TEXTO FORNECIDO >>
>>>

Bolieiro diz que autarquias são "decisivas" no financiamento dos bombeiros
29 de out. de 2025, 15:51
— Lusa/AO Online
José Manuel
Bolieiro referiu que os Açores "têm tido autarcas muitos sensíveis a
esta exigência e cultura de proteção civil" e que "assumem uma
corresponsabilização na garantia da sustentabilidade financeira e
funcionamento das suas respetivas associações [de bombeiros]".Bolieiro,
que recebeu, no Palácio de Sant'Ana, em Ponta Delgada, o
secretário de Estado da Proteção Civil, Rui Rocha, considerou que é
necessário no quadro normativo de uniformização da proteção civil no
país, "criar equidade e um vínculo objetivo dessas
corresponsabilidades".O líder do executivo
açoriano lamentou ainda que, no quadro de financiamento das associações
humanitárias de bombeiros, "sejam poucos os cidadãos associados da sua
respetiva associação", salvaguardando que "todos são beneficiários da
atuação de mulheres e homens bombeiros".Além
de "uma corresponsabilização de cidadania", o chefe do executivo
açoriano preconizou a necessidade de uma "justa compensação" dos
bombeiros e "cumplicidade para com as entidades" através do Estado,
regiões autónomas e autarquias, "em primeiro lugar porque são a
autoridade máxima de proteção civil no respetivo município".O
presidente do Governo dos Açores destacou ainda a necessidade de "haver
estabilidade e previsibilidade no financiamento das associações
humanitárias dos bombeiros voluntários enquanto entidades empregadoras".O
secretário de Estado da Proteção Civil, Rui Rocha, declarou, por seu
turno, que está em preparação uma nova lei orgânica para a Autoridade
Nacional de Emergência e Proteção Civil, visando "valorizar os
bombeiros" e o estatuto de carreira, pretendendo-se integrar os Açores
neste processo nacional.Rui Rocha referiu
que se pretende que os apoios à proteção civil "sejam uniformes" e que
"todo o país tenha esse tipo de apoios igual para todos os bombeiros e
bombeiras", sem estarem "condicionados por estarem num território ou
noutro".O secretário de Estado considerou
também que importa "dar uma resposta do ponto de vista da
profissionalização da primeira intervenção", uma vez que "o voluntariado
é algo que não se pode desperdiçar".

<<<

OBJETIVO DO EXERCÍCIO >> De acordo com a notícia sobre o financiamento dos bombeiros, o que está em preparação para a Autoridade Nacional de Emergência e Proteção Civil?

EXCERTOS DOS REGISTOS >>
>>>

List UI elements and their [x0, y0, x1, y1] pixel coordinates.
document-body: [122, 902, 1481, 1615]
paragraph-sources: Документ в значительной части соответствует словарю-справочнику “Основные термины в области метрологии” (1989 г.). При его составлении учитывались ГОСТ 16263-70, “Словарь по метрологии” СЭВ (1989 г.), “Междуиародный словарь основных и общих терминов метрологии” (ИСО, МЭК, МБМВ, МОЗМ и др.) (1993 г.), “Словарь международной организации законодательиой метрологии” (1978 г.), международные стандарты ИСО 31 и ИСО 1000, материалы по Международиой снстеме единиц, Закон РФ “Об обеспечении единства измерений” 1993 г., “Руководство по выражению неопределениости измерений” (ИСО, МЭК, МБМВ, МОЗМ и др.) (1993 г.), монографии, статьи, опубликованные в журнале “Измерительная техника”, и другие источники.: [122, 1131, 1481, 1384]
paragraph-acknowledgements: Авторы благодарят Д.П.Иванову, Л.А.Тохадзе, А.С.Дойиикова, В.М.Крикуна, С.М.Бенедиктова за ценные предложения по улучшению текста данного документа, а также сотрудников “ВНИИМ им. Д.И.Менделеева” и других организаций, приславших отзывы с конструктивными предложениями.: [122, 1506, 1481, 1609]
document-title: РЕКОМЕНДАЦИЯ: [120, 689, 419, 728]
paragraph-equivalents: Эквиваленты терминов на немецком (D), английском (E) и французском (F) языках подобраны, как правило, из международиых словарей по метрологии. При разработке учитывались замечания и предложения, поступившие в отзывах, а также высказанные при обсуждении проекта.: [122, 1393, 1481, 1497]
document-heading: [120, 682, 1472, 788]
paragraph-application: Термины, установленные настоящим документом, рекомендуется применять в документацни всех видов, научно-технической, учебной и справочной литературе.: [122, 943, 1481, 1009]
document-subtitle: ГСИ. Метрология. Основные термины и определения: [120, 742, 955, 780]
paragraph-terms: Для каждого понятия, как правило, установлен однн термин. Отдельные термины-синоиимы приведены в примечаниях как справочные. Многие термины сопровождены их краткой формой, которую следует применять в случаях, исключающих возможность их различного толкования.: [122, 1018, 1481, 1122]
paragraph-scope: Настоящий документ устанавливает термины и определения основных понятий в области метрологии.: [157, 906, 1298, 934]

<<<

SOLUÇÃO DO EXERCÍCIO >> Está em preparação uma nova lei orgânica para a Autoridade Nacional de Emergência e Proteção Civil.